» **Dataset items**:
********

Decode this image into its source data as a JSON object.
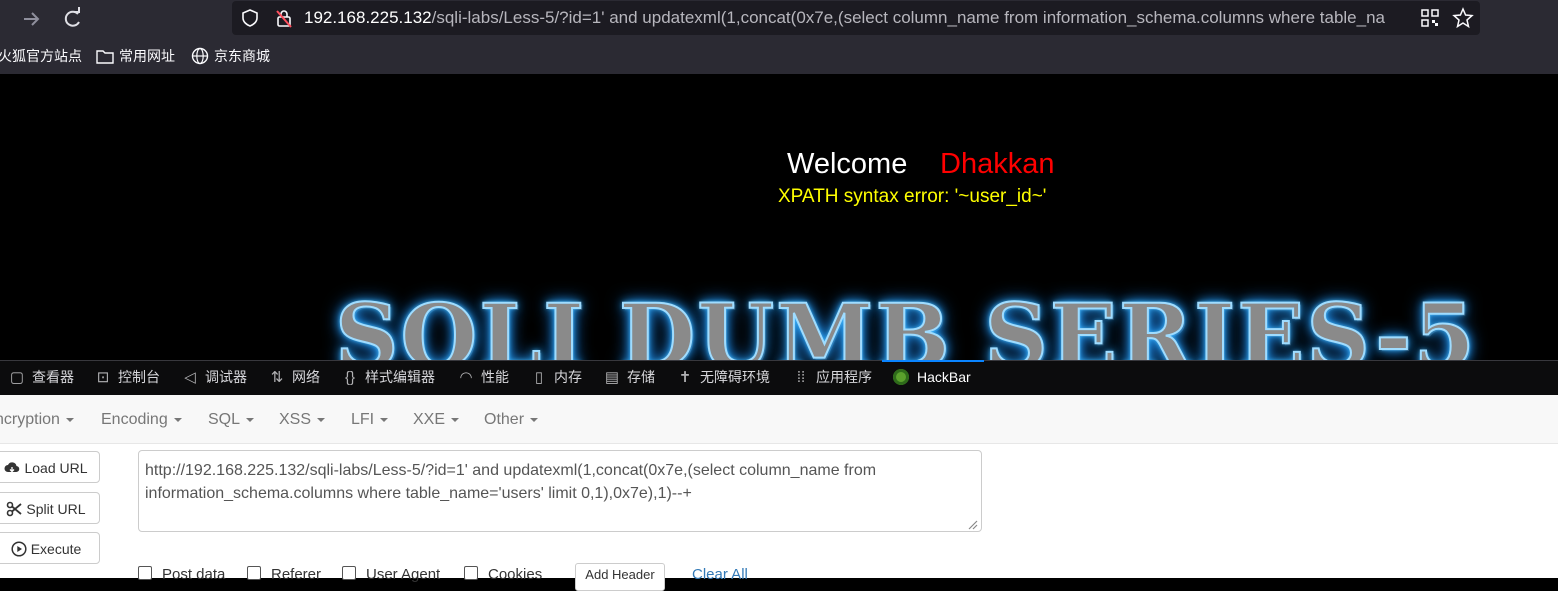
{
  "browser": {
    "url_host": "192.168.225.132",
    "url_rest": "/sqli-labs/Less-5/?id=1' and updatexml(1,concat(0x7e,(select column_name from information_schema.columns where table_na",
    "bookmarks": [
      "火狐官方站点",
      "常用网址",
      "京东商城"
    ]
  },
  "page": {
    "welcome": "Welcome",
    "name": "Dhakkan",
    "error": "XPATH syntax error: '~user_id~'",
    "banner": "SQLI DUMB SERIES-5"
  },
  "devtools": {
    "tabs": [
      "查看器",
      "控制台",
      "调试器",
      "网络",
      "样式编辑器",
      "性能",
      "内存",
      "存储",
      "无障碍环境",
      "应用程序",
      "HackBar"
    ],
    "active_tab": "HackBar"
  },
  "hackbar": {
    "menu": [
      "ncryption",
      "Encoding",
      "SQL",
      "XSS",
      "LFI",
      "XXE",
      "Other"
    ],
    "buttons": [
      "Load URL",
      "Split URL",
      "Execute"
    ],
    "url_value": "http://192.168.225.132/sqli-labs/Less-5/?id=1' and updatexml(1,concat(0x7e,(select column_name from information_schema.columns where table_name='users' limit 0,1),0x7e),1)--+",
    "checkboxes": [
      "Post data",
      "Referer",
      "User Agent",
      "Cookies"
    ],
    "add_header": "Add Header",
    "clear_all": "Clear All"
  },
  "colors": {
    "chrome_bg": "#2b2a33",
    "error_text": "#ffff00",
    "name_text": "#ff0000",
    "active_tab_underline": "#0a84ff"
  }
}
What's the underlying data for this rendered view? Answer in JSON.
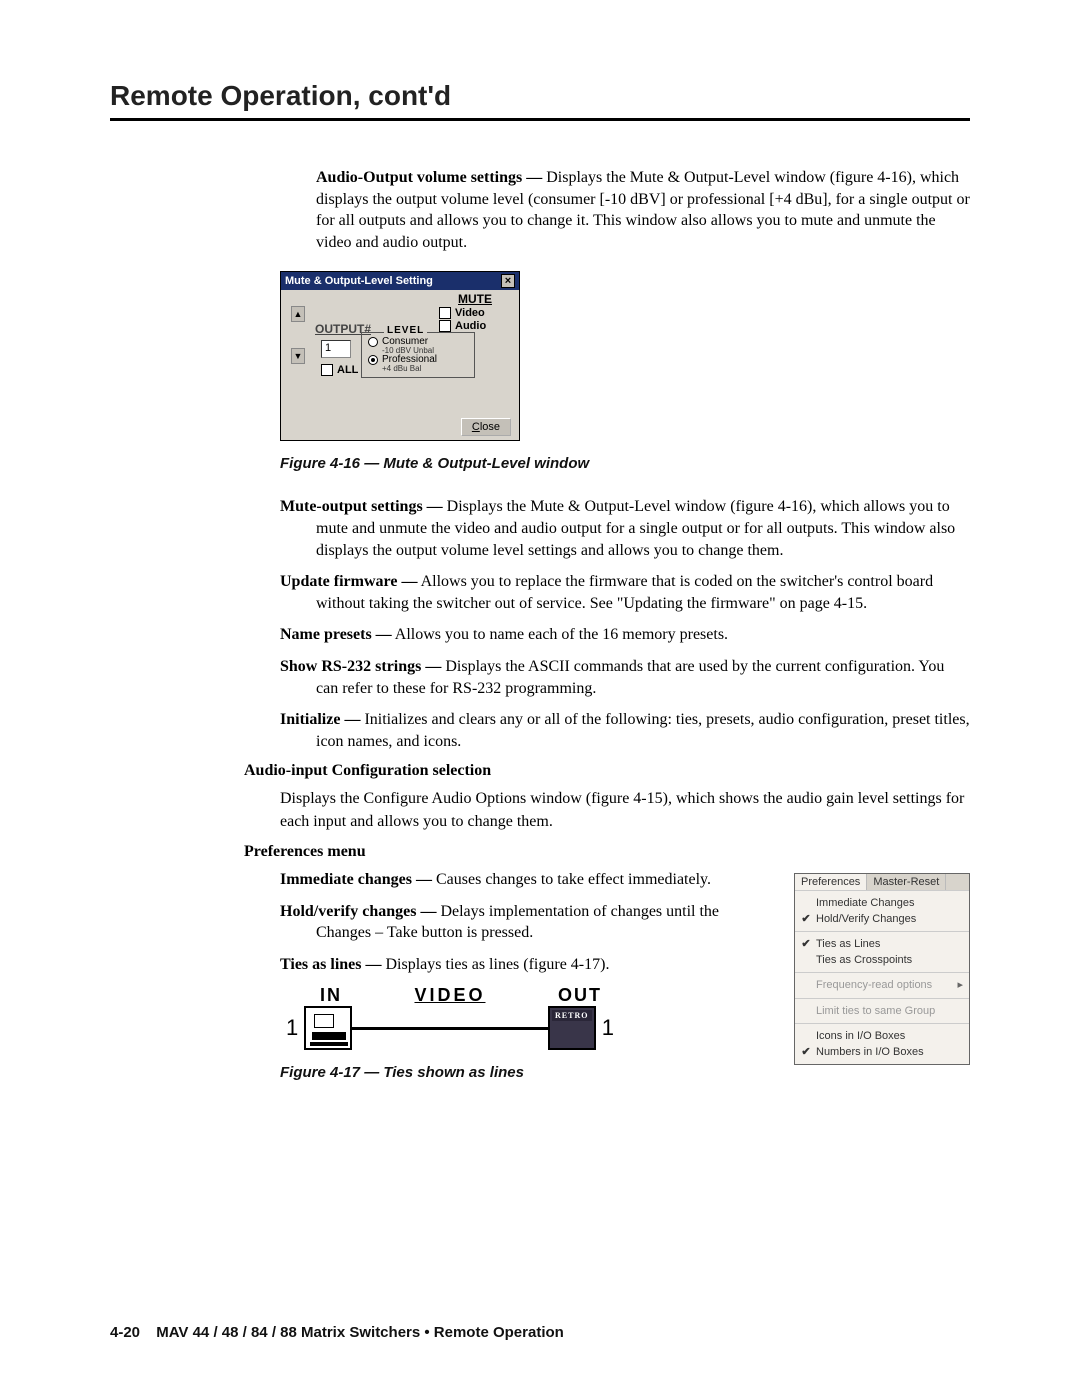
{
  "page_title": "Remote Operation, cont'd",
  "para_audio_output": {
    "term": "Audio-Output volume settings —",
    "body": " Displays the Mute & Output-Level window (figure 4-16), which displays the output volume level (consumer [-10 dBV] or professional [+4 dBu], for a single output or for all outputs and allows you to change it.  This window also allows you to mute and unmute the video and audio output."
  },
  "dialog416": {
    "title": "Mute & Output-Level Setting",
    "output_label": "OUTPUT#",
    "output_value": "1",
    "all_label": "ALL",
    "mute_header": "MUTE",
    "mute_video": "Video",
    "mute_audio": "Audio",
    "level_label": "LEVEL",
    "consumer": "Consumer",
    "consumer_sub": "-10 dBV Unbal",
    "pro": "Professional",
    "pro_sub": "+4 dBu Bal",
    "close": "Close"
  },
  "caption416": "Figure 4-16 — Mute & Output-Level window",
  "defs": {
    "mute": {
      "term": "Mute-output settings —",
      "body": " Displays the Mute & Output-Level window (figure 4-16), which allows you to mute and unmute the video and audio output for a single output or for all outputs.  This window also displays the output volume level settings and allows you to change them."
    },
    "update": {
      "term": "Update firmware —",
      "body": " Allows you to replace the firmware that is coded on the switcher's control board without taking the switcher out of service.  See \"Updating the firmware\" on page 4-15."
    },
    "name": {
      "term": "Name presets —",
      "body": " Allows you to name each of the 16 memory presets."
    },
    "show": {
      "term": "Show RS-232 strings —",
      "body": " Displays the ASCII commands that are used by the current configuration.  You can refer to these for RS-232 programming."
    },
    "init": {
      "term": "Initialize —",
      "body": " Initializes and clears any or all of the following: ties, presets, audio configuration, preset titles, icon names, and icons."
    }
  },
  "subhead_audio_input": "Audio-input Configuration selection",
  "audio_input_body": "Displays the Configure Audio Options window (figure 4-15), which shows the audio gain level settings for each input and allows you to change them.",
  "subhead_prefs": "Preferences menu",
  "prefs": {
    "immediate": {
      "term": "Immediate changes —",
      "body": " Causes changes to take effect immediately."
    },
    "hold": {
      "term": "Hold/verify changes —",
      "body": " Delays implementation of changes until the Changes – Take button is pressed."
    },
    "ties": {
      "term": "Ties as lines —",
      "body": " Displays ties as lines (figure 4-17)."
    }
  },
  "prefmenu": {
    "tab1": "Preferences",
    "tab2": "Master-Reset",
    "items": [
      {
        "chk": "",
        "label": "Immediate Changes",
        "disabled": false
      },
      {
        "chk": "✔",
        "label": "Hold/Verify Changes",
        "disabled": false
      }
    ],
    "items2": [
      {
        "chk": "✔",
        "label": "Ties as Lines",
        "disabled": false
      },
      {
        "chk": "",
        "label": "Ties as Crosspoints",
        "disabled": false
      }
    ],
    "items3": [
      {
        "chk": "",
        "label": "Frequency-read options",
        "disabled": true,
        "arrow": true
      }
    ],
    "items4": [
      {
        "chk": "",
        "label": "Limit ties to same Group",
        "disabled": true
      }
    ],
    "items5": [
      {
        "chk": "",
        "label": "Icons in I/O Boxes",
        "disabled": false
      },
      {
        "chk": "✔",
        "label": "Numbers in I/O Boxes",
        "disabled": false
      }
    ]
  },
  "diag417": {
    "in": "IN",
    "video": "VIDEO",
    "out": "OUT",
    "n1": "1",
    "n2": "1",
    "retro": "RETRO"
  },
  "caption417": "Figure 4-17 — Ties shown as lines",
  "footer": {
    "pageno": "4-20",
    "text": "MAV 44 / 48 / 84 / 88 Matrix Switchers • Remote Operation"
  }
}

********

» **Brief**:
In the entries above, locate every line with the word "each" and copy it.

» **Right answer**:
      "body": " Allows you to name each of the 16 memory presets."
  "audio_input_body": "Displays the Configure Audio Options window (figure 4-15), which shows the audio gain level settings for each input and allows you to change them.",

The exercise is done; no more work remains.